What this task involves →
Rewrite the items that run from the line containing "y-tick-labels: 0.0 0.5" through the line containing "legend-label: Control (850, 236, 904, 254)", substituting "outlier-marker" for every "outlier-point" and leaving everything else unchanged. Return only those lines.

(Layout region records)
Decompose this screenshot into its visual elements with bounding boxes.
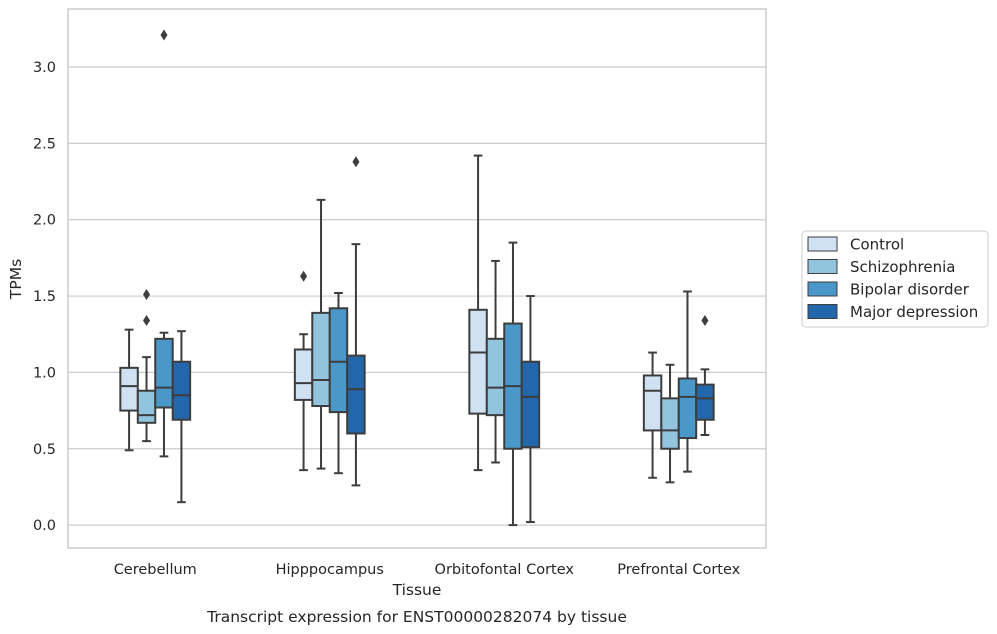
y-tick-labels: 0.0 0.5 1.0 1.5 2.0 2.5 3.0 (33, 60, 56, 534)
outlier-point (701, 314, 709, 326)
box-body (677, 377, 698, 440)
box-body (468, 308, 488, 415)
box-schizophrenia (485, 259, 506, 464)
box-control (468, 154, 488, 472)
box-body (695, 383, 715, 421)
gridlines (68, 66, 766, 526)
box-schizophrenia (660, 363, 680, 484)
box-body (485, 337, 506, 417)
box-body (346, 354, 366, 435)
x-tick-label: Prefrontal Cortex (617, 562, 740, 578)
box-body (520, 360, 541, 449)
outlier-point (143, 289, 151, 301)
box-major-depression (171, 330, 192, 504)
box-body (171, 360, 192, 421)
legend-swatch (807, 259, 838, 274)
plot-frame (67, 8, 767, 549)
x-tick-label: Orbitofontal Cortex (435, 562, 575, 578)
legend-label: Major depression (850, 303, 978, 321)
box-body (311, 311, 331, 407)
x-tick-label: Hipppocampus (276, 562, 384, 578)
legend-label: Bipolar disorder (850, 281, 970, 299)
y-tick-label: 0.5 (33, 442, 56, 458)
box-bipolar-disorder (503, 241, 523, 527)
legend-label: Schizophrenia (850, 258, 955, 276)
x-tick-labels: Cerebellum Hipppocampus Orbitofontal Corte… (114, 562, 741, 578)
box-bipolar-disorder (154, 29, 174, 458)
y-tick-label: 2.5 (33, 136, 56, 152)
box-schizophrenia (311, 198, 331, 470)
legend-items: Control Schizophrenia Bipolar disorder Majo… (807, 236, 978, 321)
box-body (660, 397, 680, 450)
box-control (119, 328, 139, 452)
x-tick-label: Cerebellum (114, 562, 197, 578)
box-body (136, 389, 157, 424)
x-axis-label: Tissue (392, 581, 442, 599)
y-tick-label: 1.5 (33, 289, 56, 305)
legend-swatch (807, 281, 838, 297)
box-major-depression (346, 156, 366, 487)
box-body (642, 374, 663, 432)
y-tick-label: 0.0 (33, 518, 56, 534)
outlier-point (352, 156, 360, 168)
box-plot-series (119, 29, 715, 527)
outlier-point (143, 314, 151, 326)
outlier-point (300, 270, 308, 282)
outlier-point (160, 29, 168, 41)
legend: Control Schizophrenia Bipolar disorder Majo… (801, 230, 989, 328)
box-body (119, 366, 139, 412)
legend-swatch (807, 304, 838, 319)
box-bipolar-disorder (328, 292, 349, 475)
box-body (328, 307, 349, 414)
legend-label: Control (850, 236, 904, 254)
box-body (154, 337, 174, 409)
box-major-depression (695, 314, 715, 437)
legend-frame (801, 230, 989, 328)
box-body (293, 348, 314, 401)
box-control (293, 270, 314, 472)
y-tick-label: 3.0 (33, 60, 56, 76)
y-tick-label: 2.0 (33, 213, 56, 229)
y-tick-label: 1.0 (33, 365, 56, 381)
box-schizophrenia (136, 289, 157, 443)
y-axis-label: TPMs (7, 259, 25, 300)
box-control (642, 351, 663, 479)
box-major-depression (520, 295, 541, 524)
legend-swatch (807, 236, 838, 252)
box-bipolar-disorder (677, 290, 698, 473)
chart-title: Transcript expression for ENST0000028207… (206, 608, 627, 626)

Final answer →
y-tick-labels: 0.0 0.5 1.0 1.5 2.0 2.5 3.0 (33, 60, 56, 534)
outlier-marker (701, 314, 709, 326)
box-body (677, 377, 698, 440)
box-body (468, 308, 488, 415)
box-schizophrenia (485, 259, 506, 464)
box-control (468, 154, 488, 472)
box-body (695, 383, 715, 421)
gridlines (68, 66, 766, 526)
box-schizophrenia (660, 363, 680, 484)
box-body (485, 337, 506, 417)
box-body (346, 354, 366, 435)
x-tick-label: Prefrontal Cortex (617, 562, 740, 578)
box-body (520, 360, 541, 449)
outlier-marker (143, 289, 151, 301)
box-major-depression (171, 330, 192, 504)
box-body (171, 360, 192, 421)
legend-swatch (807, 259, 838, 274)
plot-frame (67, 8, 767, 549)
x-tick-label: Orbitofontal Cortex (435, 562, 575, 578)
legend-label: Major depression (850, 303, 978, 321)
box-body (311, 311, 331, 407)
x-tick-label: Hipppocampus (276, 562, 384, 578)
legend-label: Bipolar disorder (850, 281, 970, 299)
y-tick-label: 0.5 (33, 442, 56, 458)
box-bipolar-disorder (503, 241, 523, 527)
legend-label: Schizophrenia (850, 258, 955, 276)
x-tick-labels: Cerebellum Hipppocampus Orbitofontal Corte… (114, 562, 741, 578)
box-bipolar-disorder (154, 29, 174, 458)
y-tick-label: 2.5 (33, 136, 56, 152)
box-schizophrenia (311, 198, 331, 470)
legend-items: Control Schizophrenia Bipolar disorder Majo… (807, 236, 978, 321)
box-body (660, 397, 680, 450)
box-control (119, 328, 139, 452)
x-tick-label: Cerebellum (114, 562, 197, 578)
box-body (136, 389, 157, 424)
x-axis-label: Tissue (392, 581, 442, 599)
y-tick-label: 1.5 (33, 289, 56, 305)
legend-swatch (807, 281, 838, 297)
box-major-depression (346, 156, 366, 487)
box-body (642, 374, 663, 432)
y-tick-label: 0.0 (33, 518, 56, 534)
outlier-marker (352, 156, 360, 168)
box-plot-series (119, 29, 715, 527)
outlier-marker (143, 314, 151, 326)
outlier-marker (300, 270, 308, 282)
outlier-marker (160, 29, 168, 41)
legend: Control Schizophrenia Bipolar disorder Majo… (801, 230, 989, 328)
box-body (119, 366, 139, 412)
legend-swatch (807, 304, 838, 319)
box-bipolar-disorder (328, 292, 349, 475)
box-body (328, 307, 349, 414)
legend-label: Control (850, 236, 904, 254)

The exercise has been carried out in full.